# WHAT YOU SHOULD DO
Copy the data exactly as it appears, and do not include any pictures.

# DATA LISTING
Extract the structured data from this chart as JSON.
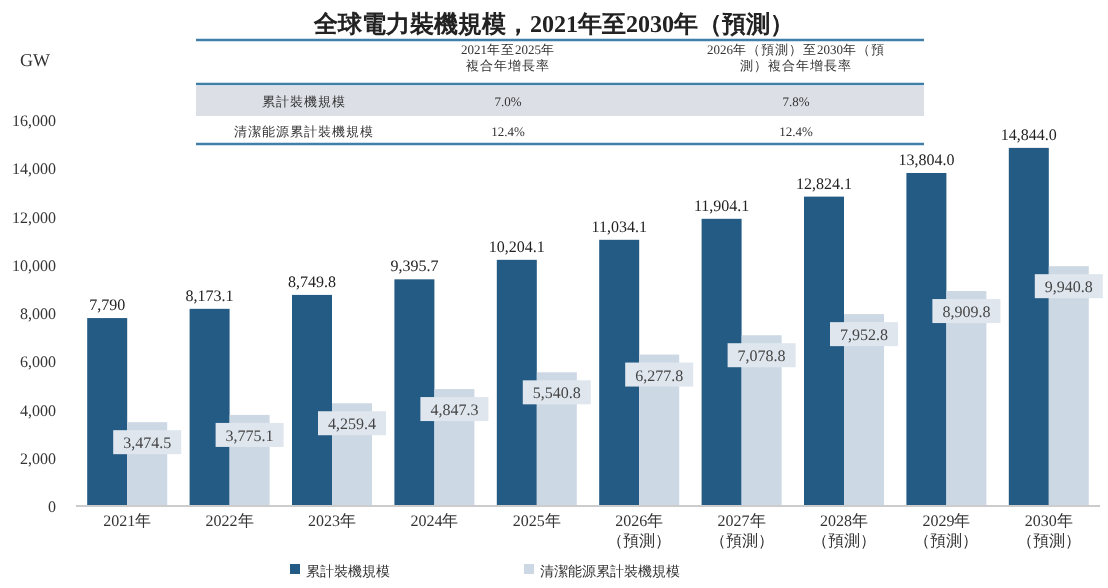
{
  "chart_data": {
    "type": "bar",
    "title": "全球電力裝機規模，2021年至2030年（預測）",
    "ylabel": "GW",
    "categories": [
      "2021年",
      "2022年",
      "2023年",
      "2024年",
      "2025年",
      "2026年（預測）",
      "2027年（預測）",
      "2028年（預測）",
      "2029年（預測）",
      "2030年（預測）"
    ],
    "series": [
      {
        "name": "累計裝機規模",
        "color": "#245b84",
        "values": [
          7790,
          8173.1,
          8749.8,
          9395.7,
          10204.1,
          11034.1,
          11904.1,
          12824.1,
          13804.0,
          14844.0
        ],
        "value_labels": [
          "7,790",
          "8,173.1",
          "8,749.8",
          "9,395.7",
          "10,204.1",
          "11,034.1",
          "11,904.1",
          "12,824.1",
          "13,804.0",
          "14,844.0"
        ]
      },
      {
        "name": "清潔能源累計裝機規模",
        "color": "#cdd8e5",
        "values": [
          3474.5,
          3775.1,
          4259.4,
          4847.3,
          5540.8,
          6277.8,
          7078.8,
          7952.8,
          8909.8,
          9940.8
        ],
        "value_labels": [
          "3,474.5",
          "3,775.1",
          "4,259.4",
          "4,847.3",
          "5,540.8",
          "6,277.8",
          "7,078.8",
          "7,952.8",
          "8,909.8",
          "9,940.8"
        ]
      }
    ],
    "ylim": [
      0,
      16000
    ],
    "yticks": [
      {
        "value": 0,
        "label": "0"
      },
      {
        "value": 2000,
        "label": "2,000"
      },
      {
        "value": 4000,
        "label": "4,000"
      },
      {
        "value": 6000,
        "label": "6,000"
      },
      {
        "value": 8000,
        "label": "8,000"
      },
      {
        "value": 10000,
        "label": "10,000"
      },
      {
        "value": 12000,
        "label": "12,000"
      },
      {
        "value": 14000,
        "label": "14,000"
      },
      {
        "value": 16000,
        "label": "16,000"
      }
    ],
    "grid": false,
    "legend": "bottom",
    "annotations": [
      "2021年至2025年複合年增長率",
      "2026年（預測）至2030年（預測）複合年增長率",
      "累計裝機規模",
      "7.0%",
      "7.8%",
      "清潔能源累計裝機規模",
      "12.4%",
      "12.4%"
    ]
  }
}
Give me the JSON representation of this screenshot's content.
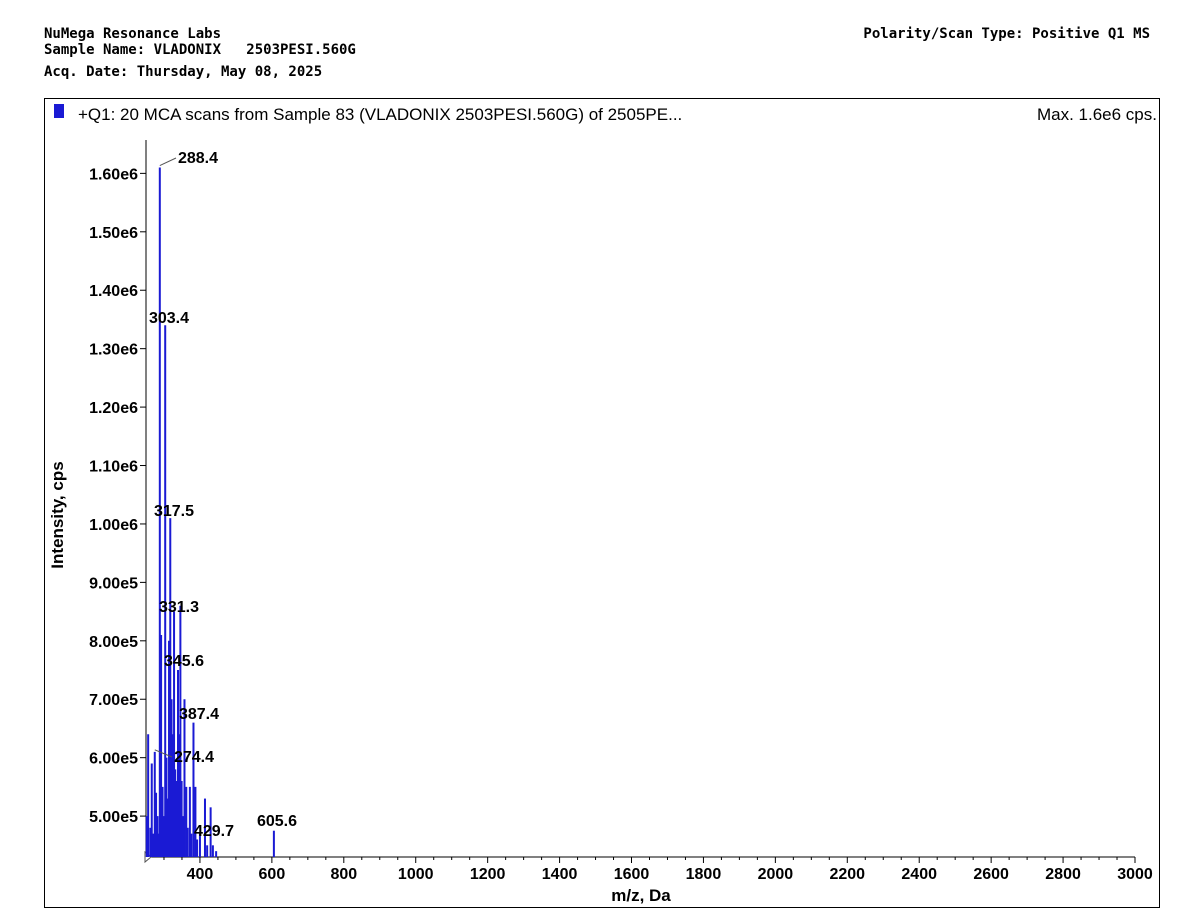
{
  "header": {
    "lab_name": "NuMega Resonance Labs",
    "sample_line": "Sample Name: VLADONIX   2503PESI.560G",
    "acq_date": "Acq. Date: Thursday, May 08, 2025",
    "polarity": "Polarity/Scan Type: Positive Q1 MS"
  },
  "chart_data": {
    "type": "bar",
    "title": "+Q1: 20 MCA scans from Sample 83 (VLADONIX   2503PESI.560G) of 2505PE...",
    "max_label": "Max. 1.6e6 cps.",
    "xlabel": "m/z, Da",
    "ylabel": "Intensity, cps",
    "xlim": [
      250,
      3000
    ],
    "ylim": [
      430000,
      1640000
    ],
    "x_ticks": [
      400,
      600,
      800,
      1000,
      1200,
      1400,
      1600,
      1800,
      2000,
      2200,
      2400,
      2600,
      2800,
      3000
    ],
    "y_ticks": [
      {
        "value": 500000,
        "label": "5.00e5"
      },
      {
        "value": 600000,
        "label": "6.00e5"
      },
      {
        "value": 700000,
        "label": "7.00e5"
      },
      {
        "value": 800000,
        "label": "8.00e5"
      },
      {
        "value": 900000,
        "label": "9.00e5"
      },
      {
        "value": 1000000,
        "label": "1.00e6"
      },
      {
        "value": 1100000,
        "label": "1.10e6"
      },
      {
        "value": 1200000,
        "label": "1.20e6"
      },
      {
        "value": 1300000,
        "label": "1.30e6"
      },
      {
        "value": 1400000,
        "label": "1.40e6"
      },
      {
        "value": 1500000,
        "label": "1.50e6"
      },
      {
        "value": 1600000,
        "label": "1.60e6"
      }
    ],
    "series_color": "#1a1ad4",
    "peaks": [
      {
        "x": 252,
        "y": 500000
      },
      {
        "x": 256,
        "y": 640000
      },
      {
        "x": 262,
        "y": 480000
      },
      {
        "x": 266,
        "y": 590000
      },
      {
        "x": 270,
        "y": 470000
      },
      {
        "x": 274.4,
        "y": 610000
      },
      {
        "x": 278,
        "y": 540000
      },
      {
        "x": 282,
        "y": 500000
      },
      {
        "x": 286,
        "y": 470000
      },
      {
        "x": 288.4,
        "y": 1610000
      },
      {
        "x": 292,
        "y": 810000
      },
      {
        "x": 296,
        "y": 550000
      },
      {
        "x": 300,
        "y": 500000
      },
      {
        "x": 303.4,
        "y": 1340000
      },
      {
        "x": 307,
        "y": 600000
      },
      {
        "x": 310,
        "y": 530000
      },
      {
        "x": 314,
        "y": 800000
      },
      {
        "x": 317.5,
        "y": 1010000
      },
      {
        "x": 321,
        "y": 700000
      },
      {
        "x": 325,
        "y": 640000
      },
      {
        "x": 328,
        "y": 850000
      },
      {
        "x": 331.3,
        "y": 580000
      },
      {
        "x": 335,
        "y": 560000
      },
      {
        "x": 339,
        "y": 750000
      },
      {
        "x": 342,
        "y": 640000
      },
      {
        "x": 345.6,
        "y": 860000
      },
      {
        "x": 349,
        "y": 560000
      },
      {
        "x": 353,
        "y": 500000
      },
      {
        "x": 357,
        "y": 700000
      },
      {
        "x": 362,
        "y": 550000
      },
      {
        "x": 366,
        "y": 480000
      },
      {
        "x": 372,
        "y": 550000
      },
      {
        "x": 376,
        "y": 470000
      },
      {
        "x": 382,
        "y": 660000
      },
      {
        "x": 387.4,
        "y": 550000
      },
      {
        "x": 392,
        "y": 460000
      },
      {
        "x": 400,
        "y": 470000
      },
      {
        "x": 414,
        "y": 530000
      },
      {
        "x": 420,
        "y": 450000
      },
      {
        "x": 429.7,
        "y": 515000
      },
      {
        "x": 436,
        "y": 450000
      },
      {
        "x": 445,
        "y": 440000
      },
      {
        "x": 605.6,
        "y": 475000
      }
    ],
    "peak_labels": [
      {
        "x": 288.4,
        "label": "288.4"
      },
      {
        "x": 303.4,
        "label": "303.4"
      },
      {
        "x": 317.5,
        "label": "317.5"
      },
      {
        "x": 331.3,
        "label": "331.3"
      },
      {
        "x": 345.6,
        "label": "345.6"
      },
      {
        "x": 387.4,
        "label": "387.4"
      },
      {
        "x": 274.4,
        "label": "274.4"
      },
      {
        "x": 429.7,
        "label": "429.7"
      },
      {
        "x": 605.6,
        "label": "605.6"
      }
    ]
  }
}
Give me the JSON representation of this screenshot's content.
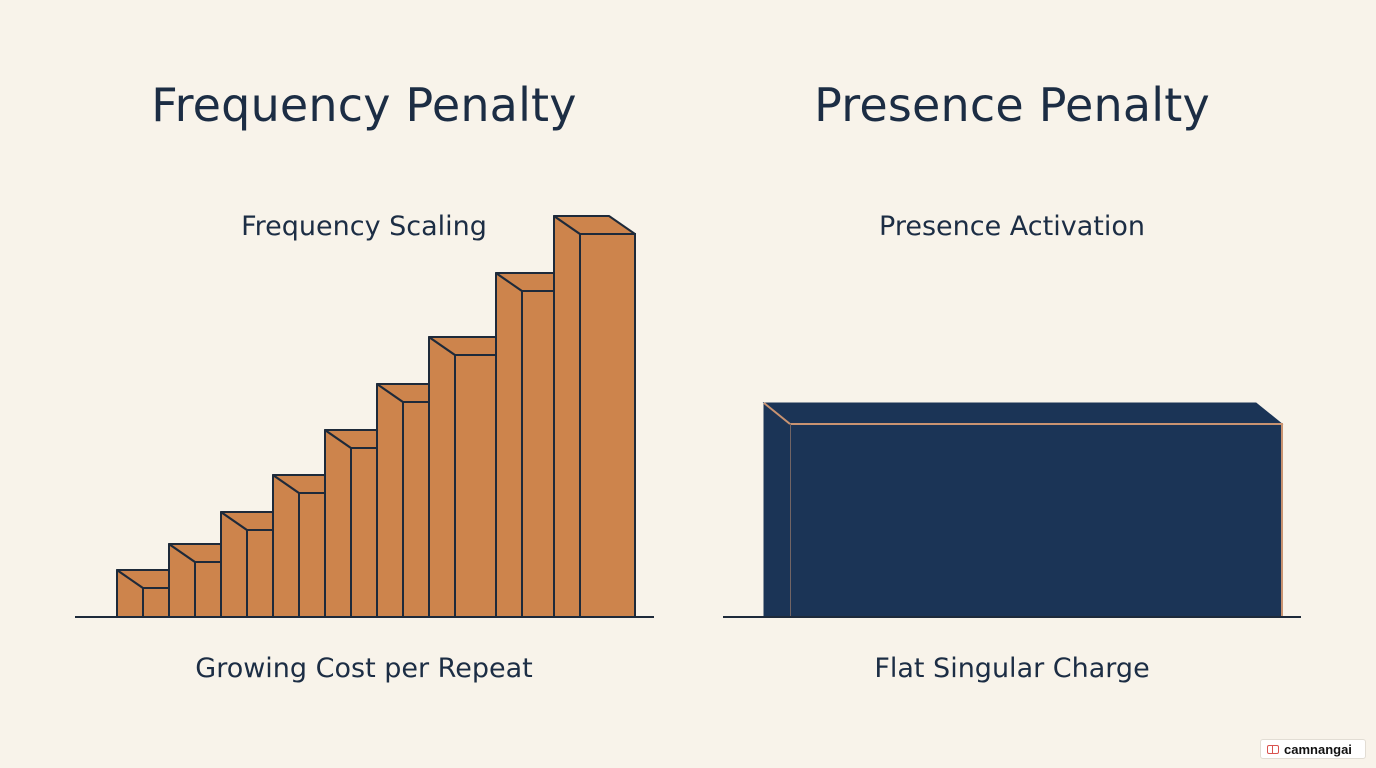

# SOLUTION FOR THIS PROBLEM
Extract the structured data from this chart as JSON.
{
  "chart_data": {
    "type": "bar",
    "title": "全球電力裝機規模，2021年至2030年（預測）",
    "ylabel": "GW",
    "categories": [
      "2021年",
      "2022年",
      "2023年",
      "2024年",
      "2025年",
      "2026年（預測）",
      "2027年（預測）",
      "2028年（預測）",
      "2029年（預測）",
      "2030年（預測）"
    ],
    "series": [
      {
        "name": "累計裝機規模",
        "color": "#245b84",
        "values": [
          7790,
          8173.1,
          8749.8,
          9395.7,
          10204.1,
          11034.1,
          11904.1,
          12824.1,
          13804.0,
          14844.0
        ],
        "value_labels": [
          "7,790",
          "8,173.1",
          "8,749.8",
          "9,395.7",
          "10,204.1",
          "11,034.1",
          "11,904.1",
          "12,824.1",
          "13,804.0",
          "14,844.0"
        ]
      },
      {
        "name": "清潔能源累計裝機規模",
        "color": "#cdd8e5",
        "values": [
          3474.5,
          3775.1,
          4259.4,
          4847.3,
          5540.8,
          6277.8,
          7078.8,
          7952.8,
          8909.8,
          9940.8
        ],
        "value_labels": [
          "3,474.5",
          "3,775.1",
          "4,259.4",
          "4,847.3",
          "5,540.8",
          "6,277.8",
          "7,078.8",
          "7,952.8",
          "8,909.8",
          "9,940.8"
        ]
      }
    ],
    "ylim": [
      0,
      16000
    ],
    "yticks": [
      {
        "value": 0,
        "label": "0"
      },
      {
        "value": 2000,
        "label": "2,000"
      },
      {
        "value": 4000,
        "label": "4,000"
      },
      {
        "value": 6000,
        "label": "6,000"
      },
      {
        "value": 8000,
        "label": "8,000"
      },
      {
        "value": 10000,
        "label": "10,000"
      },
      {
        "value": 12000,
        "label": "12,000"
      },
      {
        "value": 14000,
        "label": "14,000"
      },
      {
        "value": 16000,
        "label": "16,000"
      }
    ],
    "grid": false,
    "legend": "bottom",
    "annotations": [
      "2021年至2025年複合年增長率",
      "2026年（預測）至2030年（預測）複合年增長率",
      "累計裝機規模",
      "7.0%",
      "7.8%",
      "清潔能源累計裝機規模",
      "12.4%",
      "12.4%"
    ]
  }
}
Give me the JSON representation of this screenshot's content.
{
  "header": {
    "lab_name": "NuMega Resonance Labs",
    "sample_line": "Sample Name: VLADONIX   2503PESI.560G",
    "acq_date": "Acq. Date: Thursday, May 08, 2025",
    "polarity": "Polarity/Scan Type: Positive Q1 MS"
  },
  "chart_data": {
    "type": "bar",
    "title": "+Q1: 20 MCA scans from Sample 83 (VLADONIX   2503PESI.560G) of 2505PE...",
    "max_label": "Max. 1.6e6 cps.",
    "xlabel": "m/z, Da",
    "ylabel": "Intensity, cps",
    "xlim": [
      250,
      3000
    ],
    "ylim": [
      430000,
      1640000
    ],
    "x_ticks": [
      400,
      600,
      800,
      1000,
      1200,
      1400,
      1600,
      1800,
      2000,
      2200,
      2400,
      2600,
      2800,
      3000
    ],
    "y_ticks": [
      {
        "value": 500000,
        "label": "5.00e5"
      },
      {
        "value": 600000,
        "label": "6.00e5"
      },
      {
        "value": 700000,
        "label": "7.00e5"
      },
      {
        "value": 800000,
        "label": "8.00e5"
      },
      {
        "value": 900000,
        "label": "9.00e5"
      },
      {
        "value": 1000000,
        "label": "1.00e6"
      },
      {
        "value": 1100000,
        "label": "1.10e6"
      },
      {
        "value": 1200000,
        "label": "1.20e6"
      },
      {
        "value": 1300000,
        "label": "1.30e6"
      },
      {
        "value": 1400000,
        "label": "1.40e6"
      },
      {
        "value": 1500000,
        "label": "1.50e6"
      },
      {
        "value": 1600000,
        "label": "1.60e6"
      }
    ],
    "series_color": "#1a1ad4",
    "peaks": [
      {
        "x": 252,
        "y": 500000
      },
      {
        "x": 256,
        "y": 640000
      },
      {
        "x": 262,
        "y": 480000
      },
      {
        "x": 266,
        "y": 590000
      },
      {
        "x": 270,
        "y": 470000
      },
      {
        "x": 274.4,
        "y": 610000
      },
      {
        "x": 278,
        "y": 540000
      },
      {
        "x": 282,
        "y": 500000
      },
      {
        "x": 286,
        "y": 470000
      },
      {
        "x": 288.4,
        "y": 1610000
      },
      {
        "x": 292,
        "y": 810000
      },
      {
        "x": 296,
        "y": 550000
      },
      {
        "x": 300,
        "y": 500000
      },
      {
        "x": 303.4,
        "y": 1340000
      },
      {
        "x": 307,
        "y": 600000
      },
      {
        "x": 310,
        "y": 530000
      },
      {
        "x": 314,
        "y": 800000
      },
      {
        "x": 317.5,
        "y": 1010000
      },
      {
        "x": 321,
        "y": 700000
      },
      {
        "x": 325,
        "y": 640000
      },
      {
        "x": 328,
        "y": 850000
      },
      {
        "x": 331.3,
        "y": 580000
      },
      {
        "x": 335,
        "y": 560000
      },
      {
        "x": 339,
        "y": 750000
      },
      {
        "x": 342,
        "y": 640000
      },
      {
        "x": 345.6,
        "y": 860000
      },
      {
        "x": 349,
        "y": 560000
      },
      {
        "x": 353,
        "y": 500000
      },
      {
        "x": 357,
        "y": 700000
      },
      {
        "x": 362,
        "y": 550000
      },
      {
        "x": 366,
        "y": 480000
      },
      {
        "x": 372,
        "y": 550000
      },
      {
        "x": 376,
        "y": 470000
      },
      {
        "x": 382,
        "y": 660000
      },
      {
        "x": 387.4,
        "y": 550000
      },
      {
        "x": 392,
        "y": 460000
      },
      {
        "x": 400,
        "y": 470000
      },
      {
        "x": 414,
        "y": 530000
      },
      {
        "x": 420,
        "y": 450000
      },
      {
        "x": 429.7,
        "y": 515000
      },
      {
        "x": 436,
        "y": 450000
      },
      {
        "x": 445,
        "y": 440000
      },
      {
        "x": 605.6,
        "y": 475000
      }
    ],
    "peak_labels": [
      {
        "x": 288.4,
        "label": "288.4"
      },
      {
        "x": 303.4,
        "label": "303.4"
      },
      {
        "x": 317.5,
        "label": "317.5"
      },
      {
        "x": 331.3,
        "label": "331.3"
      },
      {
        "x": 345.6,
        "label": "345.6"
      },
      {
        "x": 387.4,
        "label": "387.4"
      },
      {
        "x": 274.4,
        "label": "274.4"
      },
      {
        "x": 429.7,
        "label": "429.7"
      },
      {
        "x": 605.6,
        "label": "605.6"
      }
    ]
  }
}
Give me the JSON representation of this screenshot's content.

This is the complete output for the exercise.